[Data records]
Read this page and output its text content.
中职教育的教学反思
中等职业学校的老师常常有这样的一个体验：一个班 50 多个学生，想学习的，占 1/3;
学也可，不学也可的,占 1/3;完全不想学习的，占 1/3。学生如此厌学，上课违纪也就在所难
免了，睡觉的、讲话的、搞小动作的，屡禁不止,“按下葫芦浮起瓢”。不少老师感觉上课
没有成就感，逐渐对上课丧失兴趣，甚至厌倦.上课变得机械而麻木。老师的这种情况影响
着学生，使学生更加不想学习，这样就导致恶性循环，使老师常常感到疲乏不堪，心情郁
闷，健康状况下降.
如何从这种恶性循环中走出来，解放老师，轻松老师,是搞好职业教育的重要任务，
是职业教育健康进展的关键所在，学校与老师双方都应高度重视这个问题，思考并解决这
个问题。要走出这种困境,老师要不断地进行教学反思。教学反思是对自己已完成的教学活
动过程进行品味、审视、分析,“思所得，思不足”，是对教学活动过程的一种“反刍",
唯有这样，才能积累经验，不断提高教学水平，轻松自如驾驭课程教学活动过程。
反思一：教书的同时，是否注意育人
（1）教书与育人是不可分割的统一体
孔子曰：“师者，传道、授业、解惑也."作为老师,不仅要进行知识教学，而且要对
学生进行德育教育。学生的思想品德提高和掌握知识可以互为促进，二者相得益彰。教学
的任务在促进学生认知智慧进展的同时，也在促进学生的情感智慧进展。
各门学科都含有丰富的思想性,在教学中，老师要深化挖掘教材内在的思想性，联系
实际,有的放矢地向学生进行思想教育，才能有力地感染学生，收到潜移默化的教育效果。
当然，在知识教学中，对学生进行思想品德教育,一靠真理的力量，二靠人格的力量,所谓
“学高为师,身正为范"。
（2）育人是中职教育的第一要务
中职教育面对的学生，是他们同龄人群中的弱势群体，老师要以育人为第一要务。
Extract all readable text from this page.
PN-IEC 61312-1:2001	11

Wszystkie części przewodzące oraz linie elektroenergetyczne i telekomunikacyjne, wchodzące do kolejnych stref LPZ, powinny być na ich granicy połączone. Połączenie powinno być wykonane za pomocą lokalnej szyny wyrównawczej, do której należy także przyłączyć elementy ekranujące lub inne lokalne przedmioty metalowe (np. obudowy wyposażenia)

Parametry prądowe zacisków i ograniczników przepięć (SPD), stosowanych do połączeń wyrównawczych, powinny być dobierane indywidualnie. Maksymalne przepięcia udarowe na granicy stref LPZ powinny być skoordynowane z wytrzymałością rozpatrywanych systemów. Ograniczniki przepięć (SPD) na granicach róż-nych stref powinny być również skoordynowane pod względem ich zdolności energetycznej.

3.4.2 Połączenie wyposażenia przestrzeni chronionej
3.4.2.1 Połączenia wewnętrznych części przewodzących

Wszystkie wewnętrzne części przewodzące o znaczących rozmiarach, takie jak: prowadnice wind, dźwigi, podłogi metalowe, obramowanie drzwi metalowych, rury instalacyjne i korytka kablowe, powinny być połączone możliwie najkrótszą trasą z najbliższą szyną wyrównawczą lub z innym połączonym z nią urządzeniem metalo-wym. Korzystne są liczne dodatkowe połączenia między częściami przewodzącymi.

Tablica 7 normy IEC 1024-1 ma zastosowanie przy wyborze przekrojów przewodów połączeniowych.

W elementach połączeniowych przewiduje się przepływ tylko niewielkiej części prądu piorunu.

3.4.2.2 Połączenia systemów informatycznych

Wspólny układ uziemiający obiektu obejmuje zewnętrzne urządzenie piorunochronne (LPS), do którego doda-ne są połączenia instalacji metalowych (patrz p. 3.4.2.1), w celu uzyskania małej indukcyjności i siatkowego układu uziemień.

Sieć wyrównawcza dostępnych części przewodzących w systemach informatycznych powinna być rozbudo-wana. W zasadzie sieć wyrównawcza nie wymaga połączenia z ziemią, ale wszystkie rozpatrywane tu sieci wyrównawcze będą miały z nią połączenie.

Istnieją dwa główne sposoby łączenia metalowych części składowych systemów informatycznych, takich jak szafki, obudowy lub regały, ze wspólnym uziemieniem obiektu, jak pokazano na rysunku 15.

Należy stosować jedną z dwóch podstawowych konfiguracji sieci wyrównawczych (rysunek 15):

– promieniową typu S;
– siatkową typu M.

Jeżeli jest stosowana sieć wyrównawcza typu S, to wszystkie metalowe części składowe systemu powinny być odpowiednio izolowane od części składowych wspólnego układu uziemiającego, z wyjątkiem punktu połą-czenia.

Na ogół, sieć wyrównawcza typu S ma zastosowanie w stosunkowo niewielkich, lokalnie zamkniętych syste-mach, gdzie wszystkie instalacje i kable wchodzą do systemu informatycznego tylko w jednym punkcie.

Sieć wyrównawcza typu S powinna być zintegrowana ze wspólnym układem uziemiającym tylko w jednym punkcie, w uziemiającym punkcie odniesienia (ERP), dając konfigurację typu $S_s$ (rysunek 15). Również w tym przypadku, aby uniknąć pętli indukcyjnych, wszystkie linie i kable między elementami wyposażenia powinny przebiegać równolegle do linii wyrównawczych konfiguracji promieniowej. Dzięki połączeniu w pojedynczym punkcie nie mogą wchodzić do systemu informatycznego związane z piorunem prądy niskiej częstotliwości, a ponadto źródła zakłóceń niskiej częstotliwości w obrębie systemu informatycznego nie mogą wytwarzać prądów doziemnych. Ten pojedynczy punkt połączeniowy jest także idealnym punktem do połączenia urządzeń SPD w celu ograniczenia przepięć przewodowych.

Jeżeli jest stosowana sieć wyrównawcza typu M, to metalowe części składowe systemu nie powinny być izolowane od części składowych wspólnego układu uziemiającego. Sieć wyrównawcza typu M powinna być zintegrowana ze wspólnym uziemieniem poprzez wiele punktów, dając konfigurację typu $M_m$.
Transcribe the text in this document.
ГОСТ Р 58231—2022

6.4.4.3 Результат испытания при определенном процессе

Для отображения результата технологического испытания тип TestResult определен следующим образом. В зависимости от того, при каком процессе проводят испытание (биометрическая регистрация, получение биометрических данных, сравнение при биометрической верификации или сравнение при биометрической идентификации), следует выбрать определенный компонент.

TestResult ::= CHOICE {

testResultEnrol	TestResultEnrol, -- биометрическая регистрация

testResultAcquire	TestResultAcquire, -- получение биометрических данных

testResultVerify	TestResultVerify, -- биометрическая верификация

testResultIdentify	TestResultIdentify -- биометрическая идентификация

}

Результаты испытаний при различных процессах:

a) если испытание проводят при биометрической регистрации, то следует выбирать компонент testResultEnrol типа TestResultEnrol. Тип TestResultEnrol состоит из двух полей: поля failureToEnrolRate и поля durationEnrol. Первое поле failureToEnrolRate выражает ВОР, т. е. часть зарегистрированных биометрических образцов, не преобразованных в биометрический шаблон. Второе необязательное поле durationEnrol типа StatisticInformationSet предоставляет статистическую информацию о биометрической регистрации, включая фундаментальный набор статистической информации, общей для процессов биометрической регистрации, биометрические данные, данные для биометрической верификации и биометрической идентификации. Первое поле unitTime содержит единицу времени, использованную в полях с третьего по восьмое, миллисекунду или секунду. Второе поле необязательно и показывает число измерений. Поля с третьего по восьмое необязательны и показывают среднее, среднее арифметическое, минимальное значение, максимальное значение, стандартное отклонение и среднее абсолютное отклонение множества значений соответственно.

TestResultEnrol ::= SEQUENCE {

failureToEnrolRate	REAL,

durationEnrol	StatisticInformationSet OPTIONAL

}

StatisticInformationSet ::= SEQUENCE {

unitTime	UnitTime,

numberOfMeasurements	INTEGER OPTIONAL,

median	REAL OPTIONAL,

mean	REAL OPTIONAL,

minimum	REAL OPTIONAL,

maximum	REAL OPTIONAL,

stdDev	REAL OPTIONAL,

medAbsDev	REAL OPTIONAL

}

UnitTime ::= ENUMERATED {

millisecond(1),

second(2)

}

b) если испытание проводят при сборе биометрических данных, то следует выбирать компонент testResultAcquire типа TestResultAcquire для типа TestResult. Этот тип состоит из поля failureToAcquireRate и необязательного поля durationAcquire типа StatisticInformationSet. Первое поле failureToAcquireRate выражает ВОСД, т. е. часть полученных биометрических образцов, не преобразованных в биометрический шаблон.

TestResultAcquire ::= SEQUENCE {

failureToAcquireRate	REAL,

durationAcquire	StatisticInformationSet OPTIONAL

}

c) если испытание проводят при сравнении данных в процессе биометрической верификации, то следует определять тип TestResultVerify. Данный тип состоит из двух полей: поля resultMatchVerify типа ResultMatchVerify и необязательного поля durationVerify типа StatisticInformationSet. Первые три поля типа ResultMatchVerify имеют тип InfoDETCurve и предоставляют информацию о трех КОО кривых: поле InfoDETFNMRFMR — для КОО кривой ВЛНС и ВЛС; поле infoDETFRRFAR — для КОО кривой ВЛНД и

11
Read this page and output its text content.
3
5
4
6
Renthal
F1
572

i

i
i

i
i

> _EXERCISE GOAL_
Of the lines above, copy each that contains "регистрация".

> _TASK RESPONSE_
Для отображения результата технологического испытания тип TestResult определен следующим образом. В зависимости от того, при каком процессе проводят испытание (биометрическая регистрация, получение биометрических данных, сравнение при биометрической верификации или сравнение при биометрической идентификации), следует выбрать определенный компонент.
testResultEnrol	TestResultEnrol, -- биометрическая регистрация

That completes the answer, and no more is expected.